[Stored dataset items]
-----
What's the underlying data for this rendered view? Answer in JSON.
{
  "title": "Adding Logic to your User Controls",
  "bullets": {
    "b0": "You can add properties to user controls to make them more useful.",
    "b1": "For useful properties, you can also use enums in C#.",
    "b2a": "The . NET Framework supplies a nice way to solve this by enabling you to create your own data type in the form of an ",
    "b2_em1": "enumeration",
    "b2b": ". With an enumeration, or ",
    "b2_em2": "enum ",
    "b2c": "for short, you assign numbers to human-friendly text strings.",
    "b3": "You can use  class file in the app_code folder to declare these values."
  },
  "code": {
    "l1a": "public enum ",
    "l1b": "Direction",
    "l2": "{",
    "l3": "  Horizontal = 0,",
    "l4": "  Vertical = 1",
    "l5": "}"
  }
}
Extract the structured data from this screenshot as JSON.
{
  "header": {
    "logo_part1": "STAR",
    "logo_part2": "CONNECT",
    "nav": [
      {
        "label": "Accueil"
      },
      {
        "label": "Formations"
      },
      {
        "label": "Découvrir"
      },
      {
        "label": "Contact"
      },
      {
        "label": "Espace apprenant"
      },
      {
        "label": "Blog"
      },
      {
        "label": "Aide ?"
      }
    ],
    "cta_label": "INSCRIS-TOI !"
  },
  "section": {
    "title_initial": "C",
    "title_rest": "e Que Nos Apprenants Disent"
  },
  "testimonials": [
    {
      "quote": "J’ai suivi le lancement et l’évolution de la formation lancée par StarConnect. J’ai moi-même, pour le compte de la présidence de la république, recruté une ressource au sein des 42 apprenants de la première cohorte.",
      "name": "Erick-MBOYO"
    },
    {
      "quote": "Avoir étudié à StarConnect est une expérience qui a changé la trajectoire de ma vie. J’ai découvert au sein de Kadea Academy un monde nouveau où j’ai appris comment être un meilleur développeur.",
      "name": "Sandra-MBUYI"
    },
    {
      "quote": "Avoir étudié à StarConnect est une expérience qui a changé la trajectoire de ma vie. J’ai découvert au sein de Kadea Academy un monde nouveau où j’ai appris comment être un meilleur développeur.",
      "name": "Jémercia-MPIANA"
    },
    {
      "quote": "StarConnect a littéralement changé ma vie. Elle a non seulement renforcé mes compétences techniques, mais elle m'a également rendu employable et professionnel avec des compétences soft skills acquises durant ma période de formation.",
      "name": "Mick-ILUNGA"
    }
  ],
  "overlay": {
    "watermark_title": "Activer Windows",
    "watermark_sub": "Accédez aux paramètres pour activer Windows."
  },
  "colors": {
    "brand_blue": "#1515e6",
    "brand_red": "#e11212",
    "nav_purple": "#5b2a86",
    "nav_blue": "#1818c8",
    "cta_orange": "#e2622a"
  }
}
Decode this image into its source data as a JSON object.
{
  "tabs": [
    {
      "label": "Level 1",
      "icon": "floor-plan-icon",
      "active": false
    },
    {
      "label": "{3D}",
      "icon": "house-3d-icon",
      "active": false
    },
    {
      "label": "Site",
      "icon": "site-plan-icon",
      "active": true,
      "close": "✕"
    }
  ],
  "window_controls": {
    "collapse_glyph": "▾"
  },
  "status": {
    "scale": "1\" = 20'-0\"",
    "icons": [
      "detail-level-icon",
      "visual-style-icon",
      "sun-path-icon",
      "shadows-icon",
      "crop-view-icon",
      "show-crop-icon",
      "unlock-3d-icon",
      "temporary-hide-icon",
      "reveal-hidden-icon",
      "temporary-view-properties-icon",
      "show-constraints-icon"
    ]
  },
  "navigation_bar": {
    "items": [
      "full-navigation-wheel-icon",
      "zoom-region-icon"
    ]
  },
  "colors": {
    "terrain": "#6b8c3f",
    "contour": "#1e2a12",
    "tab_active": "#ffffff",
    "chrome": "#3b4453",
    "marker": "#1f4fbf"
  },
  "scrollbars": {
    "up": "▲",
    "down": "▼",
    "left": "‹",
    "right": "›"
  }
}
-----
#### TASK GOAL:
Extract every record. Keep wording exact.

#### EXERCISE RESULT:
What's the underlying data for this rendered view? Answer in JSON.
{
  "title": "Adding Logic to your User Controls",
  "bullets": {
    "b0": "You can add properties to user controls to make them more useful.",
    "b1": "For useful properties, you can also use enums in C#.",
    "b2a": "The . NET Framework supplies a nice way to solve this by enabling you to create your own data type in the form of an ",
    "b2_em1": "enumeration",
    "b2b": ". With an enumeration, or ",
    "b2_em2": "enum ",
    "b2c": "for short, you assign numbers to human-friendly text strings.",
    "b3": "You can use  class file in the app_code folder to declare these values."
  },
  "code": {
    "l1a": "public enum ",
    "l1b": "Direction",
    "l2": "{",
    "l3": "  Horizontal = 0,",
    "l4": "  Vertical = 1",
    "l5": "}"
  }
}
Extract the structured data from this screenshot as JSON.
{
  "header": {
    "logo_part1": "STAR",
    "logo_part2": "CONNECT",
    "nav": [
      {
        "label": "Accueil"
      },
      {
        "label": "Formations"
      },
      {
        "label": "Découvrir"
      },
      {
        "label": "Contact"
      },
      {
        "label": "Espace apprenant"
      },
      {
        "label": "Blog"
      },
      {
        "label": "Aide ?"
      }
    ],
    "cta_label": "INSCRIS-TOI !"
  },
  "section": {
    "title_initial": "C",
    "title_rest": "e Que Nos Apprenants Disent"
  },
  "testimonials": [
    {
      "quote": "J’ai suivi le lancement et l’évolution de la formation lancée par StarConnect. J’ai moi-même, pour le compte de la présidence de la république, recruté une ressource au sein des 42 apprenants de la première cohorte.",
      "name": "Erick-MBOYO"
    },
    {
      "quote": "Avoir étudié à StarConnect est une expérience qui a changé la trajectoire de ma vie. J’ai découvert au sein de Kadea Academy un monde nouveau où j’ai appris comment être un meilleur développeur.",
      "name": "Sandra-MBUYI"
    },
    {
      "quote": "Avoir étudié à StarConnect est une expérience qui a changé la trajectoire de ma vie. J’ai découvert au sein de Kadea Academy un monde nouveau où j’ai appris comment être un meilleur développeur.",
      "name": "Jémercia-MPIANA"
    },
    {
      "quote": "StarConnect a littéralement changé ma vie. Elle a non seulement renforcé mes compétences techniques, mais elle m'a également rendu employable et professionnel avec des compétences soft skills acquises durant ma période de formation.",
      "name": "Mick-ILUNGA"
    }
  ],
  "overlay": {
    "watermark_title": "Activer Windows",
    "watermark_sub": "Accédez aux paramètres pour activer Windows."
  },
  "colors": {
    "brand_blue": "#1515e6",
    "brand_red": "#e11212",
    "nav_purple": "#5b2a86",
    "nav_blue": "#1818c8",
    "cta_orange": "#e2622a"
  }
}
Decode this image into its source data as a JSON object.
{
  "tabs": [
    {
      "label": "Level 1",
      "icon": "floor-plan-icon",
      "active": false
    },
    {
      "label": "{3D}",
      "icon": "house-3d-icon",
      "active": false
    },
    {
      "label": "Site",
      "icon": "site-plan-icon",
      "active": true,
      "close": "✕"
    }
  ],
  "window_controls": {
    "collapse_glyph": "▾"
  },
  "status": {
    "scale": "1\" = 20'-0\"",
    "icons": [
      "detail-level-icon",
      "visual-style-icon",
      "sun-path-icon",
      "shadows-icon",
      "crop-view-icon",
      "show-crop-icon",
      "unlock-3d-icon",
      "temporary-hide-icon",
      "reveal-hidden-icon",
      "temporary-view-properties-icon",
      "show-constraints-icon"
    ]
  },
  "navigation_bar": {
    "items": [
      "full-navigation-wheel-icon",
      "zoom-region-icon"
    ]
  },
  "colors": {
    "terrain": "#6b8c3f",
    "contour": "#1e2a12",
    "tab_active": "#ffffff",
    "chrome": "#3b4453",
    "marker": "#1f4fbf"
  },
  "scrollbars": {
    "up": "▲",
    "down": "▼",
    "left": "‹",
    "right": "›"
  }
}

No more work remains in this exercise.